* [What you are asked to do] Write out all of the entries exactly, please.

-*-

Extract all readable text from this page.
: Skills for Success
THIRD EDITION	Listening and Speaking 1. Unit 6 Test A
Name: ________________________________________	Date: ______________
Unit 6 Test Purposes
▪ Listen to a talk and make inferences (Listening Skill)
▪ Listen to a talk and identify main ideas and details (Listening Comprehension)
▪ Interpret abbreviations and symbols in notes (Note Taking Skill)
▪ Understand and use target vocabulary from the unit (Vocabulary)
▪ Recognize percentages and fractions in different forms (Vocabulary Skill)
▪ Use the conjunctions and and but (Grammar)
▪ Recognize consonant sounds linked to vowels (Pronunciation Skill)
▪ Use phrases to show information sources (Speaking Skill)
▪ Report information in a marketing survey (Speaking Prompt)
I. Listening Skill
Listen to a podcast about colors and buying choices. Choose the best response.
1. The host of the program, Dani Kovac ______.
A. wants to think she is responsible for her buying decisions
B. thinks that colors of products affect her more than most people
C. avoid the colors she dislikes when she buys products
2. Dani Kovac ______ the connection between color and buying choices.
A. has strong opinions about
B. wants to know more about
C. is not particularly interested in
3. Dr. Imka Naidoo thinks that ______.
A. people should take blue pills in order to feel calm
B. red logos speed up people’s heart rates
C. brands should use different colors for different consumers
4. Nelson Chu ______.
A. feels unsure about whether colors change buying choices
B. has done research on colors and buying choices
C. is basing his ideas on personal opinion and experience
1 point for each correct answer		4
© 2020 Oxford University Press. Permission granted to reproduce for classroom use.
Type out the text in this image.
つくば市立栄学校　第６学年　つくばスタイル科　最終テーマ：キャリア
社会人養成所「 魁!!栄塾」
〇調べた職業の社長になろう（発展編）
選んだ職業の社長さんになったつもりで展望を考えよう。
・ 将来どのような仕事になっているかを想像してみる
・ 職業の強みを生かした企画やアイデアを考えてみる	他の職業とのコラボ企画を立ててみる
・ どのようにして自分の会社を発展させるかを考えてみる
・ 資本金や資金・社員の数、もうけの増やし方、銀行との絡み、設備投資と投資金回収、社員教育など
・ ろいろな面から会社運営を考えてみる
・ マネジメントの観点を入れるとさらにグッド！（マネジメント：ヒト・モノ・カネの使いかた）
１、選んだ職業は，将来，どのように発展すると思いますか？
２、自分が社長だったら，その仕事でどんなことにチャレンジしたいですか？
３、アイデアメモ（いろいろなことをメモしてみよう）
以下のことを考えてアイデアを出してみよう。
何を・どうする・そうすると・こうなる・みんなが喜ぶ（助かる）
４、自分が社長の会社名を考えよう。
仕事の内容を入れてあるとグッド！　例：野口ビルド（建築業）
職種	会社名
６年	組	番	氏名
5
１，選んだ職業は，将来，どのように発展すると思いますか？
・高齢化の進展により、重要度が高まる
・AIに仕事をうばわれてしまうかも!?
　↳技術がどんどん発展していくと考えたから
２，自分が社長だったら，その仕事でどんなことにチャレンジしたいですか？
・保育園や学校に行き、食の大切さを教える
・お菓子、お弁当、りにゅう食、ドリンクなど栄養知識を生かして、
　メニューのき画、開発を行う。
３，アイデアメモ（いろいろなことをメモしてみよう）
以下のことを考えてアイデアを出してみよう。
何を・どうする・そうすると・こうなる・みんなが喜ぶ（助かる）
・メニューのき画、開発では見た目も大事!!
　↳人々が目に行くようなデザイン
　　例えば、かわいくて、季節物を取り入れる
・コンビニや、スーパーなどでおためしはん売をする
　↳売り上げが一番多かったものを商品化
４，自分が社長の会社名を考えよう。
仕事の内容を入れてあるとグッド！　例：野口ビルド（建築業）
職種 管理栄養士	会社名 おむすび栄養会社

-*-

* [Answer to the exercise]
Extract all readable text from this page.
: Skills for Success
THIRD EDITION	Listening and Speaking 1. Unit 6 Test A
Name: ________________________________________	Date: ______________
Unit 6 Test Purposes
▪ Listen to a talk and make inferences (Listening Skill)
▪ Listen to a talk and identify main ideas and details (Listening Comprehension)
▪ Interpret abbreviations and symbols in notes (Note Taking Skill)
▪ Understand and use target vocabulary from the unit (Vocabulary)
▪ Recognize percentages and fractions in different forms (Vocabulary Skill)
▪ Use the conjunctions and and but (Grammar)
▪ Recognize consonant sounds linked to vowels (Pronunciation Skill)
▪ Use phrases to show information sources (Speaking Skill)
▪ Report information in a marketing survey (Speaking Prompt)
I. Listening Skill
Listen to a podcast about colors and buying choices. Choose the best response.
1. The host of the program, Dani Kovac ______.
A. wants to think she is responsible for her buying decisions
B. thinks that colors of products affect her more than most people
C. avoid the colors she dislikes when she buys products
2. Dani Kovac ______ the connection between color and buying choices.
A. has strong opinions about
B. wants to know more about
C. is not particularly interested in
3. Dr. Imka Naidoo thinks that ______.
A. people should take blue pills in order to feel calm
B. red logos speed up people’s heart rates
C. brands should use different colors for different consumers
4. Nelson Chu ______.
A. feels unsure about whether colors change buying choices
B. has done research on colors and buying choices
C. is basing his ideas on personal opinion and experience
1 point for each correct answer		4
© 2020 Oxford University Press. Permission granted to reproduce for classroom use.
Type out the text in this image.
つくば市立栄学校　第６学年　つくばスタイル科　最終テーマ：キャリア
社会人養成所「 魁!!栄塾」
〇調べた職業の社長になろう（発展編）
選んだ職業の社長さんになったつもりで展望を考えよう。
・ 将来どのような仕事になっているかを想像してみる
・ 職業の強みを生かした企画やアイデアを考えてみる	他の職業とのコラボ企画を立ててみる
・ どのようにして自分の会社を発展させるかを考えてみる
・ 資本金や資金・社員の数、もうけの増やし方、銀行との絡み、設備投資と投資金回収、社員教育など
・ ろいろな面から会社運営を考えてみる
・ マネジメントの観点を入れるとさらにグッド！（マネジメント：ヒト・モノ・カネの使いかた）
１、選んだ職業は，将来，どのように発展すると思いますか？
２、自分が社長だったら，その仕事でどんなことにチャレンジしたいですか？
３、アイデアメモ（いろいろなことをメモしてみよう）
以下のことを考えてアイデアを出してみよう。
何を・どうする・そうすると・こうなる・みんなが喜ぶ（助かる）
４、自分が社長の会社名を考えよう。
仕事の内容を入れてあるとグッド！　例：野口ビルド（建築業）
職種	会社名
６年	組	番	氏名
5
１，選んだ職業は，将来，どのように発展すると思いますか？
・高齢化の進展により、重要度が高まる
・AIに仕事をうばわれてしまうかも!?
　↳技術がどんどん発展していくと考えたから
２，自分が社長だったら，その仕事でどんなことにチャレンジしたいですか？
・保育園や学校に行き、食の大切さを教える
・お菓子、お弁当、りにゅう食、ドリンクなど栄養知識を生かして、
　メニューのき画、開発を行う。
３，アイデアメモ（いろいろなことをメモしてみよう）
以下のことを考えてアイデアを出してみよう。
何を・どうする・そうすると・こうなる・みんなが喜ぶ（助かる）
・メニューのき画、開発では見た目も大事!!
　↳人々が目に行くようなデザイン
　　例えば、かわいくて、季節物を取り入れる
・コンビニや、スーパーなどでおためしはん売をする
　↳売り上げが一番多かったものを商品化
４，自分が社長の会社名を考えよう。
仕事の内容を入れてあるとグッド！　例：野口ビルド（建築業）
職種 管理栄養士	会社名 おむすび栄養会社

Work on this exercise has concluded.